- DATASET ROWS
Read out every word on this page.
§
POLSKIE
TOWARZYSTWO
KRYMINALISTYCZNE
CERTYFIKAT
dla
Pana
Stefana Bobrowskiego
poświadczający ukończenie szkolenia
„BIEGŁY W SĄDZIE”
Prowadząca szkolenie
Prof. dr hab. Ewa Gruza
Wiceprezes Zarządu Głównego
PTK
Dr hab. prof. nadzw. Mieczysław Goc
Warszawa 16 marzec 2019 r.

- EXERCISE PROMPT
Reproduce every line of the data verbatim.

- RESULT
Read out every word on this page.
§
POLSKIE
TOWARZYSTWO
KRYMINALISTYCZNE
CERTYFIKAT
dla
Pana
Stefana Bobrowskiego
poświadczający ukończenie szkolenia
„BIEGŁY W SĄDZIE”
Prowadząca szkolenie
Prof. dr hab. Ewa Gruza
Wiceprezes Zarządu Głównego
PTK
Dr hab. prof. nadzw. Mieczysław Goc
Warszawa 16 marzec 2019 r.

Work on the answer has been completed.